_Goal of the exercise_
Which lines contain the string "Líquido"? Please list every one of them.

_Extracted data entries_
* * * * * * * * *

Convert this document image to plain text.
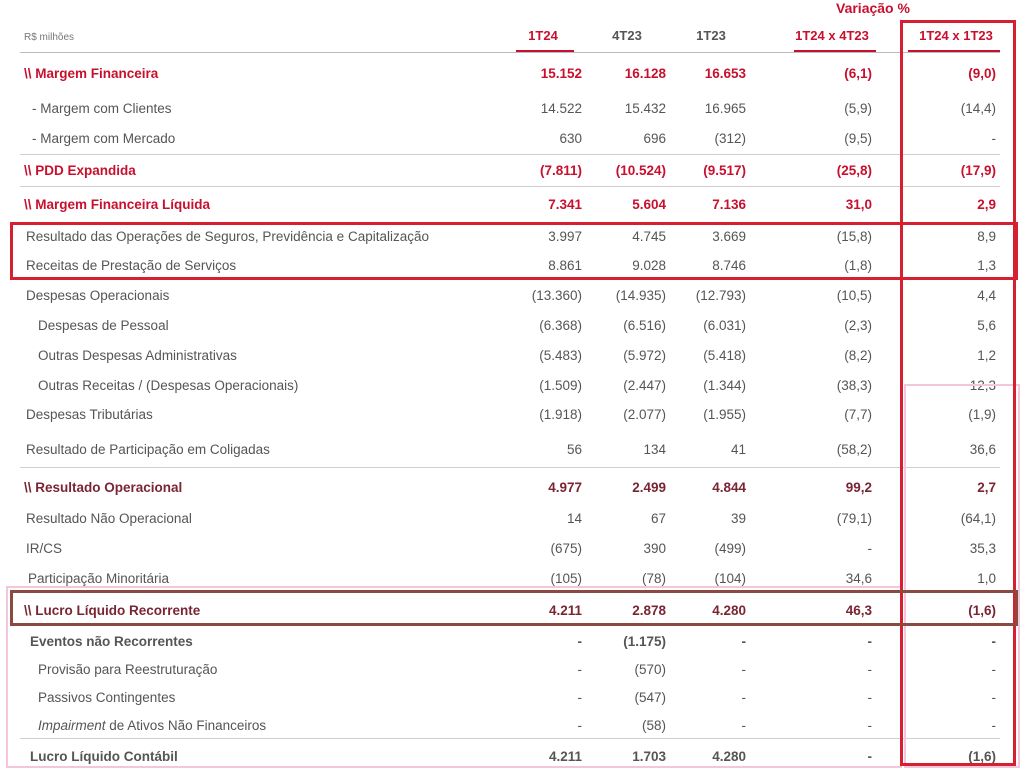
Variação %
R$ milhões	1T24	4T23	1T23	1T24 x 4T23	1T24 x 1T23
\\ Margem Financeira	15.152	16.128	16.653	(6,1)	(9,0)
- Margem com Clientes	14.522	15.432	16.965	(5,9)	(14,4)
- Margem com Mercado	630	696	(312)	(9,5)	-
\\ PDD Expandida	(7.811)	(10.524)	(9.517)	(25,8)	(17,9)
\\ Margem Financeira Líquida	7.341	5.604	7.136	31,0	2,9
Resultado das Operações de Seguros, Previdência e Capitalização	3.997	4.745	3.669	(15,8)	8,9
Receitas de Prestação de Serviços	8.861	9.028	8.746	(1,8)	1,3
Despesas Operacionais	(13.360)	(14.935)	(12.793)	(10,5)	4,4
Despesas de Pessoal	(6.368)	(6.516)	(6.031)	(2,3)	5,6
Outras Despesas Administrativas	(5.483)	(5.972)	(5.418)	(8,2)	1,2
Outras Receitas / (Despesas Operacionais)	(1.509)	(2.447)	(1.344)	(38,3)	12,3
Despesas Tributárias	(1.918)	(2.077)	(1.955)	(7,7)	(1,9)
Resultado de Participação em Coligadas	56	134	41	(58,2)	36,6
\\ Resultado Operacional	4.977	2.499	4.844	99,2	2,7
Resultado Não Operacional	14	67	39	(79,1)	(64,1)
IR/CS	(675)	390	(499)	-	35,3
Participação Minoritária	(105)	(78)	(104)	34,6	1,0
\\ Lucro Líquido Recorrente	4.211	2.878	4.280	46,3	(1,6)
Eventos não Recorrentes	-	(1.175)	-	-	-
Provisão para Reestruturação	-	(570)	-	-	-
Passivos Contingentes	-	(547)	-	-	-
Impairment de Ativos Não Financeiros	-	(58)	-	-	-
Lucro Líquido Contábil	4.211	1.703	4.280	-	(1,6)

* * * * * * * * *

_Full answer_
\\ Lucro Líquido Recorrente	4.211	2.878	4.280	46,3	(1,6)
Lucro Líquido Contábil	4.211	1.703	4.280	-	(1,6)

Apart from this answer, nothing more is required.